PROMPT:
Give only the number of lines in the data that contain the word "JSON".

[Figure record extracts]

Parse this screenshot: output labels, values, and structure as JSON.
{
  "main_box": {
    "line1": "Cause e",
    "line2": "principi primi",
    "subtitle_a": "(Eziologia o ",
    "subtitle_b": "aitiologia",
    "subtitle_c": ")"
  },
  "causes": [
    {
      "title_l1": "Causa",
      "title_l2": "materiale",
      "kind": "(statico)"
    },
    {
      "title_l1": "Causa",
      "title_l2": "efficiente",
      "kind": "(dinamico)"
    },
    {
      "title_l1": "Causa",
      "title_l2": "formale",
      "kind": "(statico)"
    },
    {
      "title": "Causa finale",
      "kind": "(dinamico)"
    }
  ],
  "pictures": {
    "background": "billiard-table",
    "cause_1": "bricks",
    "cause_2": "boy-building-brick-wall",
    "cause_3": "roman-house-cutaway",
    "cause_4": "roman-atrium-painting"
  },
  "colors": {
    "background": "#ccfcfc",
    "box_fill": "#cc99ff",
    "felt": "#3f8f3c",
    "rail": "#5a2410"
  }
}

* * *

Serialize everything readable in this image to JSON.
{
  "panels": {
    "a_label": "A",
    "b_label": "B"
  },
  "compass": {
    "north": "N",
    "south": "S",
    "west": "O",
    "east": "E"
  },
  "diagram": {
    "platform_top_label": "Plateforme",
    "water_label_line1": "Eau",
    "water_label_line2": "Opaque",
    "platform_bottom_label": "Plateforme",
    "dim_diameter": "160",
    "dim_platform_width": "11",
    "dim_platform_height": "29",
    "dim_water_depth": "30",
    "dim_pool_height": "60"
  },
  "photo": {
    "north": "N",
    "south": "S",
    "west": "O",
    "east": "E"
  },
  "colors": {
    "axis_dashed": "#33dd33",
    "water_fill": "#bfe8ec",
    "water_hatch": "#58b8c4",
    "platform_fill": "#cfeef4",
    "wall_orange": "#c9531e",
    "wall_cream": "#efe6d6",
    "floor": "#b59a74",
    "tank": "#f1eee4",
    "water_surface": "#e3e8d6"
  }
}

ANSWER TO THE TASK:
2